>>>
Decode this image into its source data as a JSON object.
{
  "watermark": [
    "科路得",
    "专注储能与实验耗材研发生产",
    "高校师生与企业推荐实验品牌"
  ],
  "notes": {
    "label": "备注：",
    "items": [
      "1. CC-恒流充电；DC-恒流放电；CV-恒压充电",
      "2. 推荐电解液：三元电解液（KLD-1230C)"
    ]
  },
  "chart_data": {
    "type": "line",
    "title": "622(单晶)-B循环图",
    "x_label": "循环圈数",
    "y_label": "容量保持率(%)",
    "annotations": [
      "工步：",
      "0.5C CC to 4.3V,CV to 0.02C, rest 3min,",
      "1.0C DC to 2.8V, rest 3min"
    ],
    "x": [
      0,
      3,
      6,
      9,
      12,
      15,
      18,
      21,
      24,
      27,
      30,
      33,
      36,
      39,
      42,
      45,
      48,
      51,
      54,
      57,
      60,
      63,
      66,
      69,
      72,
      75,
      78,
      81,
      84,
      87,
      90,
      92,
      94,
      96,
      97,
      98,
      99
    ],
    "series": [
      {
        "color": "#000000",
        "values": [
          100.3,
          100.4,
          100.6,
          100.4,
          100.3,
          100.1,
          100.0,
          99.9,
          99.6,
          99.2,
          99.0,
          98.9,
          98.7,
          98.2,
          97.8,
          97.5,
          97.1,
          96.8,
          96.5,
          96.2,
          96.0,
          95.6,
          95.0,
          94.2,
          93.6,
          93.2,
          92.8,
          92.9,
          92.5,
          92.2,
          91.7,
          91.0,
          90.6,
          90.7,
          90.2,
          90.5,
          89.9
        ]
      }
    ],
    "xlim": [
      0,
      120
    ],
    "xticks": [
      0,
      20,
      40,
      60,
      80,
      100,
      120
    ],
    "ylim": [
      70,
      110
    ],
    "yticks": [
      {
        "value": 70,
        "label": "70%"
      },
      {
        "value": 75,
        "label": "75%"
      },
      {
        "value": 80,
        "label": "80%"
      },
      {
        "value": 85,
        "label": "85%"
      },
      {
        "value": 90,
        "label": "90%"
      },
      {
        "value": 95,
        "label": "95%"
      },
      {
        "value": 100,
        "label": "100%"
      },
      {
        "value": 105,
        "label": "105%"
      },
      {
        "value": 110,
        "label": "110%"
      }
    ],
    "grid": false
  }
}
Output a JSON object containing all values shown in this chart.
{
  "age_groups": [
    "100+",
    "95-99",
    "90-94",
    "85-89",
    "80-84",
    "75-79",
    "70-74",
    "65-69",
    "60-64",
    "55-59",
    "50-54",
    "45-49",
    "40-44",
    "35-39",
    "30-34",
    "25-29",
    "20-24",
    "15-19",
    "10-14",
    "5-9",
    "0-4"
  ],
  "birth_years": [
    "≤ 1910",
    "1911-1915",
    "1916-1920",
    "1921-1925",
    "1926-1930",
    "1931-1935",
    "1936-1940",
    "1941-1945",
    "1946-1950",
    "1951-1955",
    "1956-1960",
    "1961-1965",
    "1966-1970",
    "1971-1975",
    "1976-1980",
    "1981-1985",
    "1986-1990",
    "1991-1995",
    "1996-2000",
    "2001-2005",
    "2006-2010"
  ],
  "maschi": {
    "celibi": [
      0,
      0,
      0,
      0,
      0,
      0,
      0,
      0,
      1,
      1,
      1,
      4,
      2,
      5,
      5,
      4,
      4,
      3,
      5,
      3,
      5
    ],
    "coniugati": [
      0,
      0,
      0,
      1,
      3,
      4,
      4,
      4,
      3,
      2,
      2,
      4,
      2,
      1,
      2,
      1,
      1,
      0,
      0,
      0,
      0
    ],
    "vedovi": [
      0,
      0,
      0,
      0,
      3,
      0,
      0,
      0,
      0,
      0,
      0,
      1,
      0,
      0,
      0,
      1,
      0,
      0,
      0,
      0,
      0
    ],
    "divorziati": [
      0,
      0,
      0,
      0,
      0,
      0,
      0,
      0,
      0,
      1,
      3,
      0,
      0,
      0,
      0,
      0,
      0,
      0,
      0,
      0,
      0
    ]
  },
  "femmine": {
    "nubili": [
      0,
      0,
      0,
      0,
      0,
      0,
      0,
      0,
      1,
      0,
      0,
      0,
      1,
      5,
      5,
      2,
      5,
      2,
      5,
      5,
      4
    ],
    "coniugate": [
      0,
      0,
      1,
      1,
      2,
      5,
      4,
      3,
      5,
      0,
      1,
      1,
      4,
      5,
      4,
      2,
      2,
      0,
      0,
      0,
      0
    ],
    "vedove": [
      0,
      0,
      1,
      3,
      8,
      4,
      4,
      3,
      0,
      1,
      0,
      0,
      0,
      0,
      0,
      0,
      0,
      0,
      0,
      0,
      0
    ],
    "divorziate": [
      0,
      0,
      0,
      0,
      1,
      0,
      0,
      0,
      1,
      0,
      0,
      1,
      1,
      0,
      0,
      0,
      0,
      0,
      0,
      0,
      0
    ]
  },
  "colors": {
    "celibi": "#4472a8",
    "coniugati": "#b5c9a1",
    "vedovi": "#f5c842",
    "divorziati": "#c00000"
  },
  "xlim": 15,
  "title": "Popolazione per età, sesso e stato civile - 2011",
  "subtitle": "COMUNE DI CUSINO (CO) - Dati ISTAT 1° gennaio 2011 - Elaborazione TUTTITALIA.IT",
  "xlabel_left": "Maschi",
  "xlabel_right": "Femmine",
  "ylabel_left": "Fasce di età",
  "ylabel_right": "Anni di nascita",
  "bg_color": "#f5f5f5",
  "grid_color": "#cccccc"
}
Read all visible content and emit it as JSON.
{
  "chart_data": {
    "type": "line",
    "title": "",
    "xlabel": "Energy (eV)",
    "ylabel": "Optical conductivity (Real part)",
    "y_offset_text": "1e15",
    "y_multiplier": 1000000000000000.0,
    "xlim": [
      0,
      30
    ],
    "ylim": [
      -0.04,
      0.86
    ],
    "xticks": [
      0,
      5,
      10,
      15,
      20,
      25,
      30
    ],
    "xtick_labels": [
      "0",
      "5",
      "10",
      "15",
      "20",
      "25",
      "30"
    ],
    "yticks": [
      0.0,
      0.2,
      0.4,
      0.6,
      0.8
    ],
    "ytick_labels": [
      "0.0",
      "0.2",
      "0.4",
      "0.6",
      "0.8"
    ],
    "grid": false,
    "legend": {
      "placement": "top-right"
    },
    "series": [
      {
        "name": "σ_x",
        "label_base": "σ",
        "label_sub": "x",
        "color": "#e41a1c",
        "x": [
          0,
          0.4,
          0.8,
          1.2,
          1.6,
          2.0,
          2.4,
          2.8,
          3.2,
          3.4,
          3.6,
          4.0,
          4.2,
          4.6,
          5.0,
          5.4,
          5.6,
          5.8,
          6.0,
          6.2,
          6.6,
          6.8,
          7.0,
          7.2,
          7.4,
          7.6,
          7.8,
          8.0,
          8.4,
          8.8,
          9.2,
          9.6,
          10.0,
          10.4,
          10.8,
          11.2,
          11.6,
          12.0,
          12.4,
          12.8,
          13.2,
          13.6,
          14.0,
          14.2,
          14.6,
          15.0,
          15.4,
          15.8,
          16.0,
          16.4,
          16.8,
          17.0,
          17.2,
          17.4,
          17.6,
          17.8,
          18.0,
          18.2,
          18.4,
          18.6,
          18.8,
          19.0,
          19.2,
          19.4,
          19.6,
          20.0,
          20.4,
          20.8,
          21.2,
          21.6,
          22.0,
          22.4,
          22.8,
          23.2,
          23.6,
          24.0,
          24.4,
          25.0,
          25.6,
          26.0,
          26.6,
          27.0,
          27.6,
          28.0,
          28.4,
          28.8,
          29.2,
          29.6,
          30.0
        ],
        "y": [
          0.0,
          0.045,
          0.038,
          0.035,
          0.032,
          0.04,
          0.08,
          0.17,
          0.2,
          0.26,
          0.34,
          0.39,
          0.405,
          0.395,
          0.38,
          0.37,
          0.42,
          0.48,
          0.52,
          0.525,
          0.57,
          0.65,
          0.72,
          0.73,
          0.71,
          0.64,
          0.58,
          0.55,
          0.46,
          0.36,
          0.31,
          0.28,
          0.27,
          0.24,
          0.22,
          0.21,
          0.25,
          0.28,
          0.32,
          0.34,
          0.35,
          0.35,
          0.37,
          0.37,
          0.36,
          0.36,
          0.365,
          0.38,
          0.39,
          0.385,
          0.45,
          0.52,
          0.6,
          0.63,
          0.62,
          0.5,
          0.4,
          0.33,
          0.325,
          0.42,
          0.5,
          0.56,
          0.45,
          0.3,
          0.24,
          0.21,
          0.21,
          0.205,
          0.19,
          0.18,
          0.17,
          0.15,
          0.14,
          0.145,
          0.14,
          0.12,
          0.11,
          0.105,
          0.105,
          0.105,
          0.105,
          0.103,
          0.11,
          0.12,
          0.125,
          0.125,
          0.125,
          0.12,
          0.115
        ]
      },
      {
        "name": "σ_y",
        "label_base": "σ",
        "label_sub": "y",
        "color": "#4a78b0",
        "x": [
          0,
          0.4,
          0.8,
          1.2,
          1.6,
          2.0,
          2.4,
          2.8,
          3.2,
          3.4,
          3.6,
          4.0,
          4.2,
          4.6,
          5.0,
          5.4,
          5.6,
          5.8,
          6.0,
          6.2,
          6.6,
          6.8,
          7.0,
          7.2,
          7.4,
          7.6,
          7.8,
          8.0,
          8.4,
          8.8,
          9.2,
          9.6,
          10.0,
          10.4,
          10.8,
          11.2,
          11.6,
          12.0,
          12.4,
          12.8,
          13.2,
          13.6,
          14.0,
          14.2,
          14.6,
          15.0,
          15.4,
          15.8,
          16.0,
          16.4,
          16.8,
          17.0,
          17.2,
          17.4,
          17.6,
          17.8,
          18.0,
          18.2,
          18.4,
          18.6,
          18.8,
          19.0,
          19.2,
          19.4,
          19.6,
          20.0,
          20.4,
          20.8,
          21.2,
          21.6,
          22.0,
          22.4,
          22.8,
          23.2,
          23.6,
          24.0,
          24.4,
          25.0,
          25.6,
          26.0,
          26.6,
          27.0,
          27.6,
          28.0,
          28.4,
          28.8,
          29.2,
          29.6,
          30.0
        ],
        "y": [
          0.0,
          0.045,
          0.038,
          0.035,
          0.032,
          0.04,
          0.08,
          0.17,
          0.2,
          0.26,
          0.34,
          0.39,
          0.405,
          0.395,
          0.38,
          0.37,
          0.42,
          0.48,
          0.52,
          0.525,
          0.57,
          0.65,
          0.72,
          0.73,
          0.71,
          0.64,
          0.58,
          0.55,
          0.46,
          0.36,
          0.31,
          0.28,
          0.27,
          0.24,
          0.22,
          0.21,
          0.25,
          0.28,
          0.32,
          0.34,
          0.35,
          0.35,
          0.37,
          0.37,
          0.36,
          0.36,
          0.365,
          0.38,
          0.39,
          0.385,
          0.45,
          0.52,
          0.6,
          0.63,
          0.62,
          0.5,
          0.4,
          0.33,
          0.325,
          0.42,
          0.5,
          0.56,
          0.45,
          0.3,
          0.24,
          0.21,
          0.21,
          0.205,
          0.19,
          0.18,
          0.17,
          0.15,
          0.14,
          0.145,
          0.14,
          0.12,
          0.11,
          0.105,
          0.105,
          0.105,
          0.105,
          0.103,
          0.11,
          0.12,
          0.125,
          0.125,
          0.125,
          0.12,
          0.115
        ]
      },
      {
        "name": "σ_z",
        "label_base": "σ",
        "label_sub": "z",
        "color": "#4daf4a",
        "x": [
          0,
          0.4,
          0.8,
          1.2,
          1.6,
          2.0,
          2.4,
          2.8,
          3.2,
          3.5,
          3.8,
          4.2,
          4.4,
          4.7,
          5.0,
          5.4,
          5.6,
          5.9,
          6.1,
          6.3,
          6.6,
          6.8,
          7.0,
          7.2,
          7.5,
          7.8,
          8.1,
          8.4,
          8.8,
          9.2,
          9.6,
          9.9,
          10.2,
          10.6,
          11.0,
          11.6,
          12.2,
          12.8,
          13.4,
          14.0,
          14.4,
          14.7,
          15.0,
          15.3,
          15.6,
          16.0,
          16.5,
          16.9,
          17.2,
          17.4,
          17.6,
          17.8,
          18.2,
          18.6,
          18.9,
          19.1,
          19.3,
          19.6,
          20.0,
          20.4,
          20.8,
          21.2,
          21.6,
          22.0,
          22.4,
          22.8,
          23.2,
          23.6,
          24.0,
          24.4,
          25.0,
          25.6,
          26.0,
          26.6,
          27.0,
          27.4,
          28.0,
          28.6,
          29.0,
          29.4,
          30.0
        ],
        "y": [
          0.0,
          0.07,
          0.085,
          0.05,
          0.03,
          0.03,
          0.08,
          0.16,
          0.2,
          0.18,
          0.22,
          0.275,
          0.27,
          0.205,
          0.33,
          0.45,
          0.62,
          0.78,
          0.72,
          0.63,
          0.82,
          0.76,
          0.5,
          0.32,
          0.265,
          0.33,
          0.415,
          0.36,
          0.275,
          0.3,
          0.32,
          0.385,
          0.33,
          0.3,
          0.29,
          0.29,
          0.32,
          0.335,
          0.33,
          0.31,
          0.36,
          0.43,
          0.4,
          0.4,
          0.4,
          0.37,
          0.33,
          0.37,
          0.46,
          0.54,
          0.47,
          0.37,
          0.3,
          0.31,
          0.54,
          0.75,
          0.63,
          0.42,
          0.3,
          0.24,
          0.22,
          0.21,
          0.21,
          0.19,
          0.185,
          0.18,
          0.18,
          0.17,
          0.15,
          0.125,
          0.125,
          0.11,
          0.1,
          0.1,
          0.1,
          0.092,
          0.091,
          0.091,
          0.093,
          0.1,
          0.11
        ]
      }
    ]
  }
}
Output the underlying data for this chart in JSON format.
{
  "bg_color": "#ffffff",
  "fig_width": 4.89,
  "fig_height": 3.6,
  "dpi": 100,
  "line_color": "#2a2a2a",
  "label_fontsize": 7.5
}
<<<
Copy out each line of the records where the string "this" appears.

Decode this image into its source data as a JSON object.
Output a JSON object containing all values shown in this chart.
Output the underlying data for this chart in JSON format.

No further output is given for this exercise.